* _Material for this exercise_

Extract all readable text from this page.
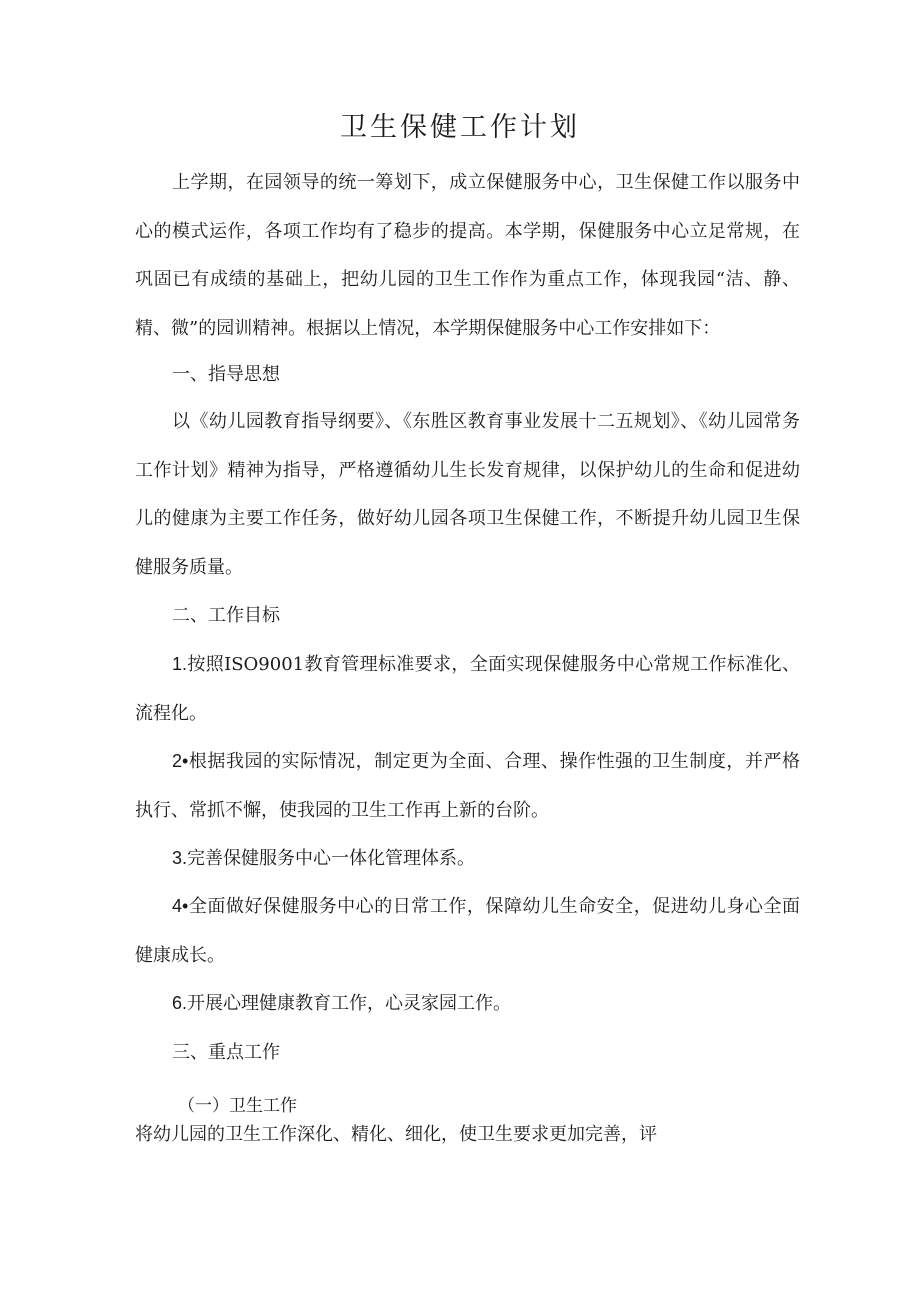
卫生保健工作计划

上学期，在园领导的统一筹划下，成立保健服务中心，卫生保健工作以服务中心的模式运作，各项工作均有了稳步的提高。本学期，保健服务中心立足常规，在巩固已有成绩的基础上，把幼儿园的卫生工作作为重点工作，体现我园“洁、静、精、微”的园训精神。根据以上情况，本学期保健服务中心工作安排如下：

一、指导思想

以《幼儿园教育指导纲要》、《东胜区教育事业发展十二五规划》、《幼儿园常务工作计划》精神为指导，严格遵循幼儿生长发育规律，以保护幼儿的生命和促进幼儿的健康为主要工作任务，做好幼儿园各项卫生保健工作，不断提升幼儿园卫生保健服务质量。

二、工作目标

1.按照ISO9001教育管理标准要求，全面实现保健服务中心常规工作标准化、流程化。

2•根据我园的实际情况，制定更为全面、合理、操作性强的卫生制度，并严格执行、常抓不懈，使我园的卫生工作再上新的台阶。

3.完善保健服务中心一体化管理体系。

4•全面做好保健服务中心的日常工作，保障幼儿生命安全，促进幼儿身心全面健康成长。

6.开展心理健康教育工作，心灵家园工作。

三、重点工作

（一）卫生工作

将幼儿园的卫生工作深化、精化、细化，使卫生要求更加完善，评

* _Set exercise_
Return all of the entries word for word, but omit the pictures.

* _The reply_
Extract all readable text from this page.
卫生保健工作计划

上学期，在园领导的统一筹划下，成立保健服务中心，卫生保健工作以服务中心的模式运作，各项工作均有了稳步的提高。本学期，保健服务中心立足常规，在巩固已有成绩的基础上，把幼儿园的卫生工作作为重点工作，体现我园“洁、静、精、微”的园训精神。根据以上情况，本学期保健服务中心工作安排如下：

一、指导思想

以《幼儿园教育指导纲要》、《东胜区教育事业发展十二五规划》、《幼儿园常务工作计划》精神为指导，严格遵循幼儿生长发育规律，以保护幼儿的生命和促进幼儿的健康为主要工作任务，做好幼儿园各项卫生保健工作，不断提升幼儿园卫生保健服务质量。

二、工作目标

1.按照ISO9001教育管理标准要求，全面实现保健服务中心常规工作标准化、流程化。

2•根据我园的实际情况，制定更为全面、合理、操作性强的卫生制度，并严格执行、常抓不懈，使我园的卫生工作再上新的台阶。

3.完善保健服务中心一体化管理体系。

4•全面做好保健服务中心的日常工作，保障幼儿生命安全，促进幼儿身心全面健康成长。

6.开展心理健康教育工作，心灵家园工作。

三、重点工作

（一）卫生工作

将幼儿园的卫生工作深化、精化、细化，使卫生要求更加完善，评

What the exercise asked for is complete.